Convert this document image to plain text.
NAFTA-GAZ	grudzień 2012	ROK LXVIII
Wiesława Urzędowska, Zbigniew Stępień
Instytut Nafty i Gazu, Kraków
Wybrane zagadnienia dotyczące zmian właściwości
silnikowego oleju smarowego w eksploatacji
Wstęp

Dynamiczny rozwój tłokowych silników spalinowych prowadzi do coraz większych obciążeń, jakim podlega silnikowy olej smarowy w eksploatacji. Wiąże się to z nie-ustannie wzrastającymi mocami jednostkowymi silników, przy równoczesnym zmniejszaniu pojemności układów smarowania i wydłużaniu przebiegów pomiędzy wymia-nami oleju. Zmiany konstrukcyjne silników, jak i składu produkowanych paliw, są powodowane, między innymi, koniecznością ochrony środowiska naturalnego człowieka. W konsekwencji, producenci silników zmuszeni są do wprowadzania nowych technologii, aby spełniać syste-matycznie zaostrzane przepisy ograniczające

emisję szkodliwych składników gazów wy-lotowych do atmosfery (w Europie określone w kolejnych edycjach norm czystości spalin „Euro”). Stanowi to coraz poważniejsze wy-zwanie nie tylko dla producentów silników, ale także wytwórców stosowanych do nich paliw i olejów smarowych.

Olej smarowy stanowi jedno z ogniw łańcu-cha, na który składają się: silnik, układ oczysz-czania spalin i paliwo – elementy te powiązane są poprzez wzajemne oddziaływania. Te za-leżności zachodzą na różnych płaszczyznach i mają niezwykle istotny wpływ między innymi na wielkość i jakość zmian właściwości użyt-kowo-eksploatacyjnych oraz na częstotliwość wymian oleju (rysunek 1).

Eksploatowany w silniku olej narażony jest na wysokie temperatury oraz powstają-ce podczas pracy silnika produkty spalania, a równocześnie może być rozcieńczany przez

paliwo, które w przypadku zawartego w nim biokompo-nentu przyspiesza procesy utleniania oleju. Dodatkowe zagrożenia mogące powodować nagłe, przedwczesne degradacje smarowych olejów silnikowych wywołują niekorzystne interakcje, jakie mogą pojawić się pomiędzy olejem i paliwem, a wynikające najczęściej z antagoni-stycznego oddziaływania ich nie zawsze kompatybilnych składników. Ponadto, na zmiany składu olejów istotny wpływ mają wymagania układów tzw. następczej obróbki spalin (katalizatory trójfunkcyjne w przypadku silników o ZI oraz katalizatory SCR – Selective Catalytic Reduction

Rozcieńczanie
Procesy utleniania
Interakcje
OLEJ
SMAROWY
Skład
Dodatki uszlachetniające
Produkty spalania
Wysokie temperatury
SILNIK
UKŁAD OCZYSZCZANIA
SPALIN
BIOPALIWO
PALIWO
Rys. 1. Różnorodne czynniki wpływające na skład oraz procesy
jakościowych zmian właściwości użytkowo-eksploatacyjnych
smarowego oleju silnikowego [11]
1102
####################
Show each line in the entries that holds the string "oddziaływania".

▶ **EXERCISE RESPONSE**
Olej smarowy stanowi jedno z ogniw łańcu-cha, na który składają się: silnik, układ oczysz-czania spalin i paliwo – elementy te powiązane są poprzez wzajemne oddziaływania. Te za-leżności zachodzą na różnych płaszczyznach i mają niezwykle istotny wpływ między innymi na wielkość i jakość zmian właściwości użyt-kowo-eksploatacyjnych oraz na częstotliwość wymian oleju (rysunek 1).
paliwo, które w przypadku zawartego w nim biokompo-nentu przyspiesza procesy utleniania oleju. Dodatkowe zagrożenia mogące powodować nagłe, przedwczesne degradacje smarowych olejów silnikowych wywołują niekorzystne interakcje, jakie mogą pojawić się pomiędzy olejem i paliwem, a wynikające najczęściej z antagoni-stycznego oddziaływania ich nie zawsze kompatybilnych składników. Ponadto, na zmiany składu olejów istotny wpływ mają wymagania układów tzw. następczej obróbki spalin (katalizatory trójfunkcyjne w przypadku silników o ZI oraz katalizatory SCR – Selective Catalytic Reduction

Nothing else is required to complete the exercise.